» Set problem
Output the full material exactly as it appears here.
# Records provided start
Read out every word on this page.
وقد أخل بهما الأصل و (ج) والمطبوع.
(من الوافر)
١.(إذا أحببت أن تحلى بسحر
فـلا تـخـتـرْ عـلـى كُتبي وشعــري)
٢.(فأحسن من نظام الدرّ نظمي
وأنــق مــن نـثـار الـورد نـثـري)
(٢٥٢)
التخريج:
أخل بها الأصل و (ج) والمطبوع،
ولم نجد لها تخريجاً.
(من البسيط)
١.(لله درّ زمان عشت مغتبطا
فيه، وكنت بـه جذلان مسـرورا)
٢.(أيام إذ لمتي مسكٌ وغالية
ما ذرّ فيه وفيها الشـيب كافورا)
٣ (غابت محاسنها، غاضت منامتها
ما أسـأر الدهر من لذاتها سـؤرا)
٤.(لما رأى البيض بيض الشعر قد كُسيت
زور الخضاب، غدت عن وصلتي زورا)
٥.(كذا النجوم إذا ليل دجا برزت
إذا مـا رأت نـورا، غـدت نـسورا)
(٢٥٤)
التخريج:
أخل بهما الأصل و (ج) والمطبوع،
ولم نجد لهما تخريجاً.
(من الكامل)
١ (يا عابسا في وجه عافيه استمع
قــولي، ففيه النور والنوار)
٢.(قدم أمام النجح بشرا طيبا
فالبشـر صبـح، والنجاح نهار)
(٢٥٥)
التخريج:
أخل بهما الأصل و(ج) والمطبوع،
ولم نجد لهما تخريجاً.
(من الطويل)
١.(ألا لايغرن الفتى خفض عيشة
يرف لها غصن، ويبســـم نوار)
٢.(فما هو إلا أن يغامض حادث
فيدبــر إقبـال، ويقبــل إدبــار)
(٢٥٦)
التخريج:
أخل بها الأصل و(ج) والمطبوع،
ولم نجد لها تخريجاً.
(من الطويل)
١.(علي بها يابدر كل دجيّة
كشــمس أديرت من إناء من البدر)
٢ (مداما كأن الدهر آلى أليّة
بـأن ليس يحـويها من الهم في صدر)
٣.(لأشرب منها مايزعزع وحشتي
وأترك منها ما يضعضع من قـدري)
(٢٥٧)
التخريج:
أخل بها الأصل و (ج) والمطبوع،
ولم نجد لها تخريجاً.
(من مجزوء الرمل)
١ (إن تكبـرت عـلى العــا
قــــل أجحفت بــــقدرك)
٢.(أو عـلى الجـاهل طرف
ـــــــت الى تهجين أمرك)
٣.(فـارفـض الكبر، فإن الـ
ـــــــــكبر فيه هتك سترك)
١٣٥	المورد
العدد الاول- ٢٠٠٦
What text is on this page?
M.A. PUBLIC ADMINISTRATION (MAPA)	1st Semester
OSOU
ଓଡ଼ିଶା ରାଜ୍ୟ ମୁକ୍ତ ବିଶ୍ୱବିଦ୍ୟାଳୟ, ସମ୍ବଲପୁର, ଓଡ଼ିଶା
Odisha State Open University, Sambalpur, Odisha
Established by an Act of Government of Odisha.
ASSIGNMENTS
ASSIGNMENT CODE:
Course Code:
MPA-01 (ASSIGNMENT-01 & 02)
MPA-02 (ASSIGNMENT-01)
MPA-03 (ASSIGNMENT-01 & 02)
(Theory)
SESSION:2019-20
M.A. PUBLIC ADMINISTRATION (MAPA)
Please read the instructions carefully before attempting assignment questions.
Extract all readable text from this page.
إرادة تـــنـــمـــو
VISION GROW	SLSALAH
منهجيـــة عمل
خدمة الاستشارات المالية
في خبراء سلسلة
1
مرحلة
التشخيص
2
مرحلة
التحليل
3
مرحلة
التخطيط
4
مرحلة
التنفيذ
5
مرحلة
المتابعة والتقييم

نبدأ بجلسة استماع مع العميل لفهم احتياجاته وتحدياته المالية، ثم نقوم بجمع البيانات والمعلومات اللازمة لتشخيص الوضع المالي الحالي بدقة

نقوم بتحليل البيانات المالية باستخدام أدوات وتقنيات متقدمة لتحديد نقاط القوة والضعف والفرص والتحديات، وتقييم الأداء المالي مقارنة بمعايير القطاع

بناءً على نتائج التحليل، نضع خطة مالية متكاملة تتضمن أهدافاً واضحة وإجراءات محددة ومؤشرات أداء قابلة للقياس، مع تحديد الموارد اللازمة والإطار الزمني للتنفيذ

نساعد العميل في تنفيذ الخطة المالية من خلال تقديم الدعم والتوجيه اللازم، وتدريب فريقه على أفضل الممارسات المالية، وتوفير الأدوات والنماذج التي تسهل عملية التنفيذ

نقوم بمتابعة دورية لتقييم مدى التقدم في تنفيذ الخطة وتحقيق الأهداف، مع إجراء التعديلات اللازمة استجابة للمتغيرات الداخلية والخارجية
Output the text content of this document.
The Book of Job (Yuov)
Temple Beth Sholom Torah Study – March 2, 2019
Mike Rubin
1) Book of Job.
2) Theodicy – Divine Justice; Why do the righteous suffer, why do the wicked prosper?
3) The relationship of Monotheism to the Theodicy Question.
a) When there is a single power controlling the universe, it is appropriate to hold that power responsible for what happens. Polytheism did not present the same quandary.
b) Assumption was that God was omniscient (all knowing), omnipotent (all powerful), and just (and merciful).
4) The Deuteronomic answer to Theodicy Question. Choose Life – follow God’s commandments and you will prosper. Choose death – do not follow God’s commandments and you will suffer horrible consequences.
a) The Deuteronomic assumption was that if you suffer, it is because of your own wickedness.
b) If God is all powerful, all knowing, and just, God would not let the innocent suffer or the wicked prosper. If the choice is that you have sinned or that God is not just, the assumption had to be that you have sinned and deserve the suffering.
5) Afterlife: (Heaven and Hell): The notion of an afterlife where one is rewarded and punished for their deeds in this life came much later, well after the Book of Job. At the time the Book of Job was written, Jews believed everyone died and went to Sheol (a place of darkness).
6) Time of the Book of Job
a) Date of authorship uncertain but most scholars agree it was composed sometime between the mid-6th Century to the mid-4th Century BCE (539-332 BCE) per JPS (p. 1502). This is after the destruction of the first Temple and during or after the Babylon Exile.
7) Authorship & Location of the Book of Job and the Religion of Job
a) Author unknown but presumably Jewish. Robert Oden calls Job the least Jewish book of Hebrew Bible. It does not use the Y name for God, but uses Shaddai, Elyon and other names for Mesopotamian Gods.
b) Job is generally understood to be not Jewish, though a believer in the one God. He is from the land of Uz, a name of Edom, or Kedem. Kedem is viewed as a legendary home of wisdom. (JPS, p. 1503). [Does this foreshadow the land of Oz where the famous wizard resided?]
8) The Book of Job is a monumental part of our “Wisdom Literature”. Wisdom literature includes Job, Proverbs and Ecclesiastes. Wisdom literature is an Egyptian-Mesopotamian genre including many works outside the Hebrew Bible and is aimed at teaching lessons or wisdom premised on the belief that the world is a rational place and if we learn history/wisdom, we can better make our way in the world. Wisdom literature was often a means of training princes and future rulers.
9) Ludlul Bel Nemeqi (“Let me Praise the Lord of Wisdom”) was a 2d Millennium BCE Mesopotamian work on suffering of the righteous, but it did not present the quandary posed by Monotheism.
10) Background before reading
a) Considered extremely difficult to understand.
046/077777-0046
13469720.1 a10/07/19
# Records provided end
» Result for this exercise
Read out every word on this page.
وقد أخل بهما الأصل و (ج) والمطبوع.
(من الوافر)
١.(إذا أحببت أن تحلى بسحر
فـلا تـخـتـرْ عـلـى كُتبي وشعــري)
٢.(فأحسن من نظام الدرّ نظمي
وأنــق مــن نـثـار الـورد نـثـري)
(٢٥٢)
التخريج:
أخل بها الأصل و (ج) والمطبوع،
ولم نجد لها تخريجاً.
(من البسيط)
١.(لله درّ زمان عشت مغتبطا
فيه، وكنت بـه جذلان مسـرورا)
٢.(أيام إذ لمتي مسكٌ وغالية
ما ذرّ فيه وفيها الشـيب كافورا)
٣ (غابت محاسنها، غاضت منامتها
ما أسـأر الدهر من لذاتها سـؤرا)
٤.(لما رأى البيض بيض الشعر قد كُسيت
زور الخضاب، غدت عن وصلتي زورا)
٥.(كذا النجوم إذا ليل دجا برزت
إذا مـا رأت نـورا، غـدت نـسورا)
(٢٥٤)
التخريج:
أخل بهما الأصل و (ج) والمطبوع،
ولم نجد لهما تخريجاً.
(من الكامل)
١ (يا عابسا في وجه عافيه استمع
قــولي، ففيه النور والنوار)
٢.(قدم أمام النجح بشرا طيبا
فالبشـر صبـح، والنجاح نهار)
(٢٥٥)
التخريج:
أخل بهما الأصل و(ج) والمطبوع،
ولم نجد لهما تخريجاً.
(من الطويل)
١.(ألا لايغرن الفتى خفض عيشة
يرف لها غصن، ويبســـم نوار)
٢.(فما هو إلا أن يغامض حادث
فيدبــر إقبـال، ويقبــل إدبــار)
(٢٥٦)
التخريج:
أخل بها الأصل و(ج) والمطبوع،
ولم نجد لها تخريجاً.
(من الطويل)
١.(علي بها يابدر كل دجيّة
كشــمس أديرت من إناء من البدر)
٢ (مداما كأن الدهر آلى أليّة
بـأن ليس يحـويها من الهم في صدر)
٣.(لأشرب منها مايزعزع وحشتي
وأترك منها ما يضعضع من قـدري)
(٢٥٧)
التخريج:
أخل بها الأصل و (ج) والمطبوع،
ولم نجد لها تخريجاً.
(من مجزوء الرمل)
١ (إن تكبـرت عـلى العــا
قــــل أجحفت بــــقدرك)
٢.(أو عـلى الجـاهل طرف
ـــــــت الى تهجين أمرك)
٣.(فـارفـض الكبر، فإن الـ
ـــــــــكبر فيه هتك سترك)
١٣٥	المورد
العدد الاول- ٢٠٠٦
What text is on this page?
M.A. PUBLIC ADMINISTRATION (MAPA)	1st Semester
OSOU
ଓଡ଼ିଶା ରାଜ୍ୟ ମୁକ୍ତ ବିଶ୍ୱବିଦ୍ୟାଳୟ, ସମ୍ବଲପୁର, ଓଡ଼ିଶା
Odisha State Open University, Sambalpur, Odisha
Established by an Act of Government of Odisha.
ASSIGNMENTS
ASSIGNMENT CODE:
Course Code:
MPA-01 (ASSIGNMENT-01 & 02)
MPA-02 (ASSIGNMENT-01)
MPA-03 (ASSIGNMENT-01 & 02)
(Theory)
SESSION:2019-20
M.A. PUBLIC ADMINISTRATION (MAPA)
Please read the instructions carefully before attempting assignment questions.
Extract all readable text from this page.
إرادة تـــنـــمـــو
VISION GROW	SLSALAH
منهجيـــة عمل
خدمة الاستشارات المالية
في خبراء سلسلة
1
مرحلة
التشخيص
2
مرحلة
التحليل
3
مرحلة
التخطيط
4
مرحلة
التنفيذ
5
مرحلة
المتابعة والتقييم

نبدأ بجلسة استماع مع العميل لفهم احتياجاته وتحدياته المالية، ثم نقوم بجمع البيانات والمعلومات اللازمة لتشخيص الوضع المالي الحالي بدقة

نقوم بتحليل البيانات المالية باستخدام أدوات وتقنيات متقدمة لتحديد نقاط القوة والضعف والفرص والتحديات، وتقييم الأداء المالي مقارنة بمعايير القطاع

بناءً على نتائج التحليل، نضع خطة مالية متكاملة تتضمن أهدافاً واضحة وإجراءات محددة ومؤشرات أداء قابلة للقياس، مع تحديد الموارد اللازمة والإطار الزمني للتنفيذ

نساعد العميل في تنفيذ الخطة المالية من خلال تقديم الدعم والتوجيه اللازم، وتدريب فريقه على أفضل الممارسات المالية، وتوفير الأدوات والنماذج التي تسهل عملية التنفيذ

نقوم بمتابعة دورية لتقييم مدى التقدم في تنفيذ الخطة وتحقيق الأهداف، مع إجراء التعديلات اللازمة استجابة للمتغيرات الداخلية والخارجية
Output the text content of this document.
The Book of Job (Yuov)
Temple Beth Sholom Torah Study – March 2, 2019
Mike Rubin
1) Book of Job.
2) Theodicy – Divine Justice; Why do the righteous suffer, why do the wicked prosper?
3) The relationship of Monotheism to the Theodicy Question.
a) When there is a single power controlling the universe, it is appropriate to hold that power responsible for what happens. Polytheism did not present the same quandary.
b) Assumption was that God was omniscient (all knowing), omnipotent (all powerful), and just (and merciful).
4) The Deuteronomic answer to Theodicy Question. Choose Life – follow God’s commandments and you will prosper. Choose death – do not follow God’s commandments and you will suffer horrible consequences.
a) The Deuteronomic assumption was that if you suffer, it is because of your own wickedness.
b) If God is all powerful, all knowing, and just, God would not let the innocent suffer or the wicked prosper. If the choice is that you have sinned or that God is not just, the assumption had to be that you have sinned and deserve the suffering.
5) Afterlife: (Heaven and Hell): The notion of an afterlife where one is rewarded and punished for their deeds in this life came much later, well after the Book of Job. At the time the Book of Job was written, Jews believed everyone died and went to Sheol (a place of darkness).
6) Time of the Book of Job
a) Date of authorship uncertain but most scholars agree it was composed sometime between the mid-6th Century to the mid-4th Century BCE (539-332 BCE) per JPS (p. 1502). This is after the destruction of the first Temple and during or after the Babylon Exile.
7) Authorship & Location of the Book of Job and the Religion of Job
a) Author unknown but presumably Jewish. Robert Oden calls Job the least Jewish book of Hebrew Bible. It does not use the Y name for God, but uses Shaddai, Elyon and other names for Mesopotamian Gods.
b) Job is generally understood to be not Jewish, though a believer in the one God. He is from the land of Uz, a name of Edom, or Kedem. Kedem is viewed as a legendary home of wisdom. (JPS, p. 1503). [Does this foreshadow the land of Oz where the famous wizard resided?]
8) The Book of Job is a monumental part of our “Wisdom Literature”. Wisdom literature includes Job, Proverbs and Ecclesiastes. Wisdom literature is an Egyptian-Mesopotamian genre including many works outside the Hebrew Bible and is aimed at teaching lessons or wisdom premised on the belief that the world is a rational place and if we learn history/wisdom, we can better make our way in the world. Wisdom literature was often a means of training princes and future rulers.
9) Ludlul Bel Nemeqi (“Let me Praise the Lord of Wisdom”) was a 2d Millennium BCE Mesopotamian work on suffering of the righteous, but it did not present the quandary posed by Monotheism.
10) Background before reading
a) Considered extremely difficult to understand.
046/077777-0046
13469720.1 a10/07/19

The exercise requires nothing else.